▶ Required task:
Scan the data for "Juni" and copy the lines it appears in.

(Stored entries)
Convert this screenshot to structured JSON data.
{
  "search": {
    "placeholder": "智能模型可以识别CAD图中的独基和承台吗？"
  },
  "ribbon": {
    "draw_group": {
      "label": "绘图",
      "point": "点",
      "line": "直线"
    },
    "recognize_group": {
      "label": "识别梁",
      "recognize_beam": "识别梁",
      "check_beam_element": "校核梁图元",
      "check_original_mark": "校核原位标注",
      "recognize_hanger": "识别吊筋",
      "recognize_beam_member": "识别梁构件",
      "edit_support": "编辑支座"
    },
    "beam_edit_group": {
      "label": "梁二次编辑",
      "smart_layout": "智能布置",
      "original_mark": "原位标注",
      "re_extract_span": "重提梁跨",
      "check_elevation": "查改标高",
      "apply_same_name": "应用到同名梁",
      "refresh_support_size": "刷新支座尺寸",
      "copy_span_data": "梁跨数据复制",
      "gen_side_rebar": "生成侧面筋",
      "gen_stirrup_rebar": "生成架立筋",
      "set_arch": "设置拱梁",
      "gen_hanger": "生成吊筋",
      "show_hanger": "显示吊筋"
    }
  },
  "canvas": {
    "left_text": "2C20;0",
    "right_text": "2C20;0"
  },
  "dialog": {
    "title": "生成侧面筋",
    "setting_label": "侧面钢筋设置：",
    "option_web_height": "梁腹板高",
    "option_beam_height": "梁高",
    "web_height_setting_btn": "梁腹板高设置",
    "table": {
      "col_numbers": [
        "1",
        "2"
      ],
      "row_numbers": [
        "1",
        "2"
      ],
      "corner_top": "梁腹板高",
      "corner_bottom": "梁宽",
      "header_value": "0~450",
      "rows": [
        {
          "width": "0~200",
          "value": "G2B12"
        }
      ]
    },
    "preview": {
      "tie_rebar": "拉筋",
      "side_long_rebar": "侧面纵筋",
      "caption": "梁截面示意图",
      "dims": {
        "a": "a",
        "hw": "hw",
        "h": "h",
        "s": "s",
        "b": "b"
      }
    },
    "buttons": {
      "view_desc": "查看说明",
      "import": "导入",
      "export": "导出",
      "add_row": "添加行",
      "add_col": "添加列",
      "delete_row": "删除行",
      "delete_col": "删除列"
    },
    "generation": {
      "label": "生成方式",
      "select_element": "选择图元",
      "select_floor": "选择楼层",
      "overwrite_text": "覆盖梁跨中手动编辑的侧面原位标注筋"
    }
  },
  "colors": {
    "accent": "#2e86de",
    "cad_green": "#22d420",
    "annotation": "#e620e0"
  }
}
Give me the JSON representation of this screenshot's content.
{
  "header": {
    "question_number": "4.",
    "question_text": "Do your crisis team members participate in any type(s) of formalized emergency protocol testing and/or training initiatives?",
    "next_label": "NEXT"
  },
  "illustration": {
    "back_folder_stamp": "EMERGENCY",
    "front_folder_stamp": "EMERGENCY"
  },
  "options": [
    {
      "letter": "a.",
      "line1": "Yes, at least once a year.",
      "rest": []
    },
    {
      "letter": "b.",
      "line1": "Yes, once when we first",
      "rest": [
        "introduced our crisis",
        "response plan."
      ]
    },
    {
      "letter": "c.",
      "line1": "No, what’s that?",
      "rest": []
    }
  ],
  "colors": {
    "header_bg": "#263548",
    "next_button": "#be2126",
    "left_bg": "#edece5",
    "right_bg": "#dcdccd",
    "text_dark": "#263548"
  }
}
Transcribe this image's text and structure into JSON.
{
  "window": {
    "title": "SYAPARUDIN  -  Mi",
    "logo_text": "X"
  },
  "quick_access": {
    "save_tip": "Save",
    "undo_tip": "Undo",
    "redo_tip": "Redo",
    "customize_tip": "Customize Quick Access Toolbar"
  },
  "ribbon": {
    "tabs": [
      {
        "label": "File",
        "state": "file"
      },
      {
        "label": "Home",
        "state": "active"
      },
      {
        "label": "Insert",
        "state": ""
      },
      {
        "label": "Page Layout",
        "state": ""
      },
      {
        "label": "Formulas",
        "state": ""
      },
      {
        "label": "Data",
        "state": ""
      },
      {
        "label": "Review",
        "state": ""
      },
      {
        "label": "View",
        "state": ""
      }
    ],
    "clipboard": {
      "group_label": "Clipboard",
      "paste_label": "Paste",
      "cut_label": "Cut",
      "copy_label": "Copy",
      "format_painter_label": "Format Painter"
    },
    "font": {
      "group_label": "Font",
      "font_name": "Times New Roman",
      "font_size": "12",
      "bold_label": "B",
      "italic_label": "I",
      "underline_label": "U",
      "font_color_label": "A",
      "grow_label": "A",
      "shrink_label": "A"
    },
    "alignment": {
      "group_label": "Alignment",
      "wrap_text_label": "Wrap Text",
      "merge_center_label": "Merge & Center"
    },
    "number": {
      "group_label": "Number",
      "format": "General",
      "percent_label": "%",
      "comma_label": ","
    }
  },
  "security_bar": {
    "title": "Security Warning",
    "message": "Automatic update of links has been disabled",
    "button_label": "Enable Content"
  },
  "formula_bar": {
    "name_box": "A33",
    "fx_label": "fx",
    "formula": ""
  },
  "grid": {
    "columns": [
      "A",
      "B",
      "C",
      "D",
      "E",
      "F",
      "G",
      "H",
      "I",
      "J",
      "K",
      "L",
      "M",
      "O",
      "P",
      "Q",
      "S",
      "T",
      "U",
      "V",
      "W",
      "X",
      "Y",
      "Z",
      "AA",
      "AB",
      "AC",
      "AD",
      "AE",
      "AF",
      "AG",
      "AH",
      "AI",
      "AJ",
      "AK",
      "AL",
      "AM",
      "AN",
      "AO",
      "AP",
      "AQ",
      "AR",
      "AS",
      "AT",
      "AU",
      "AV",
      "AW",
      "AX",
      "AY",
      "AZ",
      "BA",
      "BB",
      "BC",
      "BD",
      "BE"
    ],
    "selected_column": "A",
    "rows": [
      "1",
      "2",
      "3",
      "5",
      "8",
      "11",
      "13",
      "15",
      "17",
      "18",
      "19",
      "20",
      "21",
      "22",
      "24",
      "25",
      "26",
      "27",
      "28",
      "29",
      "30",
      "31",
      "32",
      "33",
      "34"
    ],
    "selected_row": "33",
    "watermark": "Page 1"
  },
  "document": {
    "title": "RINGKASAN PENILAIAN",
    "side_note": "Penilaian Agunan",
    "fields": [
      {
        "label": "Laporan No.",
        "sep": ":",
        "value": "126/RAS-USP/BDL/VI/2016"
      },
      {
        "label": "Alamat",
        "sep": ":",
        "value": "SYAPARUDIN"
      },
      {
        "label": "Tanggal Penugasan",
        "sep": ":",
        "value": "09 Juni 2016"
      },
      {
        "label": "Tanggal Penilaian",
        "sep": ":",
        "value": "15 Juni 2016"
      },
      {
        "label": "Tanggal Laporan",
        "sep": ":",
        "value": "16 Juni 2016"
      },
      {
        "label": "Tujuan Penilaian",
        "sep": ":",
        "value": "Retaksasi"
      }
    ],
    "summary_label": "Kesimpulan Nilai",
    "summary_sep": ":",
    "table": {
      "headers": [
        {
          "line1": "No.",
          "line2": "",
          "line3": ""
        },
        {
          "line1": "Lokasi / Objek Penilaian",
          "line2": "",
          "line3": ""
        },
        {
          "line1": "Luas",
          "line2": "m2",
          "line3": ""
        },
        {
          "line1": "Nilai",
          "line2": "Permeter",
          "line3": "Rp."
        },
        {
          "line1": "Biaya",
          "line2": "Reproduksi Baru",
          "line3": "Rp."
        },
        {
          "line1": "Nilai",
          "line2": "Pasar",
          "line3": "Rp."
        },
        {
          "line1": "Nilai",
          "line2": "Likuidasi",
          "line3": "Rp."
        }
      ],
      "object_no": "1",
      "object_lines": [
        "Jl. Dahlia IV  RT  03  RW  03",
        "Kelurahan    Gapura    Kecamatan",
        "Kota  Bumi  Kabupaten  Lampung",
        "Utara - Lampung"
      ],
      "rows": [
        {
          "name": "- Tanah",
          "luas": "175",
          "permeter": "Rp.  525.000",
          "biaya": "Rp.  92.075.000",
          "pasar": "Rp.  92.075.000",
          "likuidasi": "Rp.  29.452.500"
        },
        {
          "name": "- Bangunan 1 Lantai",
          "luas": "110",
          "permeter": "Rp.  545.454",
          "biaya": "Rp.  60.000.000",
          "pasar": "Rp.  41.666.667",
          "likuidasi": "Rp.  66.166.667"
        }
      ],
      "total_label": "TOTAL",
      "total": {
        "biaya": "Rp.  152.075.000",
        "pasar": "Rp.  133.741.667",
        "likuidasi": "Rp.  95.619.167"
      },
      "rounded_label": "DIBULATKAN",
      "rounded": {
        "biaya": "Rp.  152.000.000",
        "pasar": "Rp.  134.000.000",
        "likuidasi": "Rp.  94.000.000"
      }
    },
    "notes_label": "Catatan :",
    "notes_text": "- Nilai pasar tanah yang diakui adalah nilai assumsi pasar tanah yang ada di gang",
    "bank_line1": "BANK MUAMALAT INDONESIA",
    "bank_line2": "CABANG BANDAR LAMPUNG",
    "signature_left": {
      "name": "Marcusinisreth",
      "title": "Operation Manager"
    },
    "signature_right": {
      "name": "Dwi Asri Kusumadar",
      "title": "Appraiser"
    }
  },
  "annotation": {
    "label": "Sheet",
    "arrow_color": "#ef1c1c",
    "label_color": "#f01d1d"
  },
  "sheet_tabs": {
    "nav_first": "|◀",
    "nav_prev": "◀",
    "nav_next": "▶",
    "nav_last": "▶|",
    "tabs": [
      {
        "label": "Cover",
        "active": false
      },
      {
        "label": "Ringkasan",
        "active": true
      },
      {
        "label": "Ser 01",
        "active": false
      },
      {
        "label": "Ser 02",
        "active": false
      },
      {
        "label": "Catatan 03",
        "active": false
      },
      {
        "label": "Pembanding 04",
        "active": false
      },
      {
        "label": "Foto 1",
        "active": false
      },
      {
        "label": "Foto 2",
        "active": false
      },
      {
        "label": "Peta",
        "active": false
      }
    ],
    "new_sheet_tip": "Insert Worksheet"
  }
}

▶ Reply:
        "value": "09 Juni 2016"
        "value": "15 Juni 2016"
        "value": "16 Juni 2016"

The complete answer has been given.